## Start Material provided

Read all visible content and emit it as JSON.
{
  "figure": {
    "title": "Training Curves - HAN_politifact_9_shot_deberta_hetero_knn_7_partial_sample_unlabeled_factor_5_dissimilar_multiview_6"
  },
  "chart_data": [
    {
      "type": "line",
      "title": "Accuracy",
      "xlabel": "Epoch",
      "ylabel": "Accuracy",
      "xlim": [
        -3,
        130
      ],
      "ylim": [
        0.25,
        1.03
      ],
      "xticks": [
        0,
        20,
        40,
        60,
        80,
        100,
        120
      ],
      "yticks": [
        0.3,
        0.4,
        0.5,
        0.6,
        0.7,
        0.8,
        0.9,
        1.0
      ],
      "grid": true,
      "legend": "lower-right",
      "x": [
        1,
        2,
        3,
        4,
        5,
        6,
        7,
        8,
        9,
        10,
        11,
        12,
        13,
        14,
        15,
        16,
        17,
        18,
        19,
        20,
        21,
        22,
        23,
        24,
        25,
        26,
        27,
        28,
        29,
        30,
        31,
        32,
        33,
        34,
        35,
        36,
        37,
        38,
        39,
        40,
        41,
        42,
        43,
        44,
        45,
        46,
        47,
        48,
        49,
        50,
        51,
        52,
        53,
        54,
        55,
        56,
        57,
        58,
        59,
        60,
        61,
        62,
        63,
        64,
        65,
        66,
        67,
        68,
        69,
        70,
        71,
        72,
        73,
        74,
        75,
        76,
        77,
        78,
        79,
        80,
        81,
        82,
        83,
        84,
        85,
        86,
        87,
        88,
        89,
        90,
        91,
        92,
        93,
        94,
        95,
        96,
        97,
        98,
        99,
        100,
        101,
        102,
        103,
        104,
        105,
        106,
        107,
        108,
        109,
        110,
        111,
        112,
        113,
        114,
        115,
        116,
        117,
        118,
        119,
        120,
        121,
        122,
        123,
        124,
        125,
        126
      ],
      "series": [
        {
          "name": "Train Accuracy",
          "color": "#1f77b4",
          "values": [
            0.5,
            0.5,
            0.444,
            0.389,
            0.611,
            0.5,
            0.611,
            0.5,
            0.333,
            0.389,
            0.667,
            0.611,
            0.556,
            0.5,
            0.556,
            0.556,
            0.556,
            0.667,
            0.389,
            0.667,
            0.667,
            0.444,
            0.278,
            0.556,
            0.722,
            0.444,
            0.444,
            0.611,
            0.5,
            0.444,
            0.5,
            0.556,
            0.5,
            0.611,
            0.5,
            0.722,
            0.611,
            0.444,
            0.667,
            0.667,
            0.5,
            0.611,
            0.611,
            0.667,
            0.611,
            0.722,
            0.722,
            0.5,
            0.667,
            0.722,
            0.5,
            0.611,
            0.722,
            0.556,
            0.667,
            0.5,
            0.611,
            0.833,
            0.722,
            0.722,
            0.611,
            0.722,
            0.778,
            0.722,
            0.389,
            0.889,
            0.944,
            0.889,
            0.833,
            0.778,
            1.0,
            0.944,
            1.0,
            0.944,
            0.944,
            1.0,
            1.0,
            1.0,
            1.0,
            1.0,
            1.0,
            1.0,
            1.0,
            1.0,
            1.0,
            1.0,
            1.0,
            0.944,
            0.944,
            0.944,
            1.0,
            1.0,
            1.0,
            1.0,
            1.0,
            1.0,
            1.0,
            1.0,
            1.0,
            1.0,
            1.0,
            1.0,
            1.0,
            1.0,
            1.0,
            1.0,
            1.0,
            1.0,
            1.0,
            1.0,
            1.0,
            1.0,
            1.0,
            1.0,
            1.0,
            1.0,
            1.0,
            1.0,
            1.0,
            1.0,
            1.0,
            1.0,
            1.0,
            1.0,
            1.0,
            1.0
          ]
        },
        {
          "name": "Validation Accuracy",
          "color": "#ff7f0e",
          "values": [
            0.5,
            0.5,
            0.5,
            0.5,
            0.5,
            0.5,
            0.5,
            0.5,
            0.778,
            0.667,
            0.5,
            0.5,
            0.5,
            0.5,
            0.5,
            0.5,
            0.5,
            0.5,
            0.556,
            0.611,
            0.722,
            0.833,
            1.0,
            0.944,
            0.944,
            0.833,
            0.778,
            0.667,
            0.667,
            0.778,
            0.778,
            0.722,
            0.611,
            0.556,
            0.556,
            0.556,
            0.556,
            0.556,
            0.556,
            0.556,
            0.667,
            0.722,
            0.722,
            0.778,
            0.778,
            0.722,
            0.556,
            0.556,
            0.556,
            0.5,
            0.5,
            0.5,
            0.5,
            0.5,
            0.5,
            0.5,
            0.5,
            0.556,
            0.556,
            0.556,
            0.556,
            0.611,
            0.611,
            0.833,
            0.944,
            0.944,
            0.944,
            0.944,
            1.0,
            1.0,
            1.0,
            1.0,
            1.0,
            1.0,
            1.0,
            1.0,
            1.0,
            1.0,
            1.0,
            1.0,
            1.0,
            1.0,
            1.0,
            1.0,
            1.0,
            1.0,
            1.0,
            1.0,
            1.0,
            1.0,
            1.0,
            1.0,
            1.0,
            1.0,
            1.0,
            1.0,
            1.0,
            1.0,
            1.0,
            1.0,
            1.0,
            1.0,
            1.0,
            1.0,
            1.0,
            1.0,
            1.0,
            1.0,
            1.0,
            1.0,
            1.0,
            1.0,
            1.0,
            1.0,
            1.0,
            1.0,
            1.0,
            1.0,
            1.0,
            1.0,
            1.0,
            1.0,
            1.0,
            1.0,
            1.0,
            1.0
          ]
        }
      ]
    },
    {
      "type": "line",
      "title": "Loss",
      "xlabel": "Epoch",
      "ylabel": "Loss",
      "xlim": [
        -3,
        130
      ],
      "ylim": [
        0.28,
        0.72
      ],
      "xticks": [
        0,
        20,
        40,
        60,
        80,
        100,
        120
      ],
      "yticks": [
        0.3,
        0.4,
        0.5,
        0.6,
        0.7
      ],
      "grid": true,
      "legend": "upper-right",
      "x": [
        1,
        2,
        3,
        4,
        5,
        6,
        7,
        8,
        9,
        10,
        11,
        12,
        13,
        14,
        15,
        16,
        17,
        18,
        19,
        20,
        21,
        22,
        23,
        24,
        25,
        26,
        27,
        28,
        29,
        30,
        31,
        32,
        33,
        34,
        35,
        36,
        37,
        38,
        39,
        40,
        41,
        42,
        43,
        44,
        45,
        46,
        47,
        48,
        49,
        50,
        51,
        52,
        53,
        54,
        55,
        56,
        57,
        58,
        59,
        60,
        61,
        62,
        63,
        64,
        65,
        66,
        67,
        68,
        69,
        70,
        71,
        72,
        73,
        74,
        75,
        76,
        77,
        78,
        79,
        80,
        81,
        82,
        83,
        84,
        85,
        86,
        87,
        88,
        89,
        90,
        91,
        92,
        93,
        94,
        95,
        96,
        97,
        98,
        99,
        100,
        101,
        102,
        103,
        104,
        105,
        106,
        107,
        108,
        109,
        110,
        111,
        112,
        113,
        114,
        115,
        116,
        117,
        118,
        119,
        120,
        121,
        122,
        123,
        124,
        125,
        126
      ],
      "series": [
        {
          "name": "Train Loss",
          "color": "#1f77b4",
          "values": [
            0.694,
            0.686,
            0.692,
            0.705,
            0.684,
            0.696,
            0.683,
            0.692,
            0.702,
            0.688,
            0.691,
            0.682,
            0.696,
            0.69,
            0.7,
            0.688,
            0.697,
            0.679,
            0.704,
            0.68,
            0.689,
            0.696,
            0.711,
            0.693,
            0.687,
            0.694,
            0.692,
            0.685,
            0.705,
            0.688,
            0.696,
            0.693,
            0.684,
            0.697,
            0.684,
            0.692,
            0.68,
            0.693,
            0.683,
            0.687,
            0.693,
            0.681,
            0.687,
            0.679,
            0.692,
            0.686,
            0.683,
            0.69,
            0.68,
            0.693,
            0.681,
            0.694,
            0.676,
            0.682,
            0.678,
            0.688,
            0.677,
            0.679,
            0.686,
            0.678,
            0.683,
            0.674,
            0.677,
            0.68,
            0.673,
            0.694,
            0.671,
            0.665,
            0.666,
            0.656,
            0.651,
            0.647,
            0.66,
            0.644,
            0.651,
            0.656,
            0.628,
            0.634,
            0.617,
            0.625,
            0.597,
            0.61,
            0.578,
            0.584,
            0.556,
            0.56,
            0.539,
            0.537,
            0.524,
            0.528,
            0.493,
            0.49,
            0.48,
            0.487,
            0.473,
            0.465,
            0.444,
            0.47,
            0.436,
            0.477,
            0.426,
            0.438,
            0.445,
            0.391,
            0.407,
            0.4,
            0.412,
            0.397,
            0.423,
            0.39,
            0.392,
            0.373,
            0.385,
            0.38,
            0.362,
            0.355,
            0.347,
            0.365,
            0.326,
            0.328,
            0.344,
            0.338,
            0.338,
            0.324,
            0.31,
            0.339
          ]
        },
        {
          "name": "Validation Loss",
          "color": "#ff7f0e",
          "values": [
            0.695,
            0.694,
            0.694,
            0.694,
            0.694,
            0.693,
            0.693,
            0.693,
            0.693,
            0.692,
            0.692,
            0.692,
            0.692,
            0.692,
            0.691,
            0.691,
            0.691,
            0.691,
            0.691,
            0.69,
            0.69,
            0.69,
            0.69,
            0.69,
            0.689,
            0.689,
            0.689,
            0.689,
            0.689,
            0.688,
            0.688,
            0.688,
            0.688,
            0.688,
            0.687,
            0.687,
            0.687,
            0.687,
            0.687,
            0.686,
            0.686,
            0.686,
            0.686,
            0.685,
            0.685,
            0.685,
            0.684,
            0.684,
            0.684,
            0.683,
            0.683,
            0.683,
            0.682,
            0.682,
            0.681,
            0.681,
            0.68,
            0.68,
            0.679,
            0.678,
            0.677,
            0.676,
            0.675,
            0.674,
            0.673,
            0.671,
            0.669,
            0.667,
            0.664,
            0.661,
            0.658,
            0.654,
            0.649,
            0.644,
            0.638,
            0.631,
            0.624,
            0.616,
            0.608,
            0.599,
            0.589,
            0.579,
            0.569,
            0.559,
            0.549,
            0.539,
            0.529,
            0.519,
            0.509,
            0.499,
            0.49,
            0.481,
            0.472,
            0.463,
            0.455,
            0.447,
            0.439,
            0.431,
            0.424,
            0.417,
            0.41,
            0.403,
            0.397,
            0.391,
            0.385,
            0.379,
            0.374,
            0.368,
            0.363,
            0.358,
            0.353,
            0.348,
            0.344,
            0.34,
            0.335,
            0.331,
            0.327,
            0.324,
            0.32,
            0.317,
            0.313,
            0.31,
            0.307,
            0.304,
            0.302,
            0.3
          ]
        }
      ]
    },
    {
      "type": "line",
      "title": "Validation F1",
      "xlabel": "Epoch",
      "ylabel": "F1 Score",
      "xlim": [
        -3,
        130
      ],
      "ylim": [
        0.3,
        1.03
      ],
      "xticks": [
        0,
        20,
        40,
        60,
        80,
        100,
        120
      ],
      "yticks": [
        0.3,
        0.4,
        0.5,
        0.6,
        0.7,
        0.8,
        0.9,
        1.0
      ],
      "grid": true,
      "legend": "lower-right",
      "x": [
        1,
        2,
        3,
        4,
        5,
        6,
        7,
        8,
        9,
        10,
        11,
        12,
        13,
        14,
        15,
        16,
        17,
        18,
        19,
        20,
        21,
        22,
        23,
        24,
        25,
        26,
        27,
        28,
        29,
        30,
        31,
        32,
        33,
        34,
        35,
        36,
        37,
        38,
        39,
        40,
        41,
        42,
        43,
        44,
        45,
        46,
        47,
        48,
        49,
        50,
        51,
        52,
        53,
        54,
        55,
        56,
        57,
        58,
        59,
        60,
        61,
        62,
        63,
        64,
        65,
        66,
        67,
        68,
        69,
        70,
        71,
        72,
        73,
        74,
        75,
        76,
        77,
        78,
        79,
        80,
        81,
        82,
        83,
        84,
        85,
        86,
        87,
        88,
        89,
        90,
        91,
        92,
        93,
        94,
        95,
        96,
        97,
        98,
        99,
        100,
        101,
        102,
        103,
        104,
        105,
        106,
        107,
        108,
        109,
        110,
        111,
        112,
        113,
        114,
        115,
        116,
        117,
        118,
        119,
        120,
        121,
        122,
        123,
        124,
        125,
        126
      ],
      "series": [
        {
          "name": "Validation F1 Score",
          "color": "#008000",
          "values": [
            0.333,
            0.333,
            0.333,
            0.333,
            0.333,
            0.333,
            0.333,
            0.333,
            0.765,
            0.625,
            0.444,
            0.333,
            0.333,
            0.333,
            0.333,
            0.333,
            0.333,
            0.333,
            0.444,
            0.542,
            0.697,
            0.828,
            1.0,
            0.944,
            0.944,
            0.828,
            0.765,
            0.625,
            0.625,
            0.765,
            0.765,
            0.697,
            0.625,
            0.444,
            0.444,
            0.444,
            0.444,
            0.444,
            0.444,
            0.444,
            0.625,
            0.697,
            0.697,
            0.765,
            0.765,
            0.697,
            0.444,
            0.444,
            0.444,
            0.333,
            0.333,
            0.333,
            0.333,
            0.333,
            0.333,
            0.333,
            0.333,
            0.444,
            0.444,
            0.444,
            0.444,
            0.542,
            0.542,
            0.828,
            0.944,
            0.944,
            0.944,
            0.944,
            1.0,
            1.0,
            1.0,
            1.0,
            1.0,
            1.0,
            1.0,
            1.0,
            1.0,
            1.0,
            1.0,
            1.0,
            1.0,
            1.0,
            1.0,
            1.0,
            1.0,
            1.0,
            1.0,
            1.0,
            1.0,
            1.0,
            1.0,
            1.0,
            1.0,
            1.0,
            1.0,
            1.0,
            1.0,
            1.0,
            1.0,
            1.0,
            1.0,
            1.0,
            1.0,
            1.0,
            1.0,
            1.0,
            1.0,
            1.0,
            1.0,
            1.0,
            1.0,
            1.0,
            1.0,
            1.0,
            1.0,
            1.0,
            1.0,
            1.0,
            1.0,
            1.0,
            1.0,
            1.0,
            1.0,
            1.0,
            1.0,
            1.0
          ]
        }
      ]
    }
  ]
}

## End Material provided

Do this
Which lines in the data above contain "ylabel"? Show each one.

Written reply
      "ylabel": "Accuracy",
      "ylabel": "Loss",
      "ylabel": "F1 Score",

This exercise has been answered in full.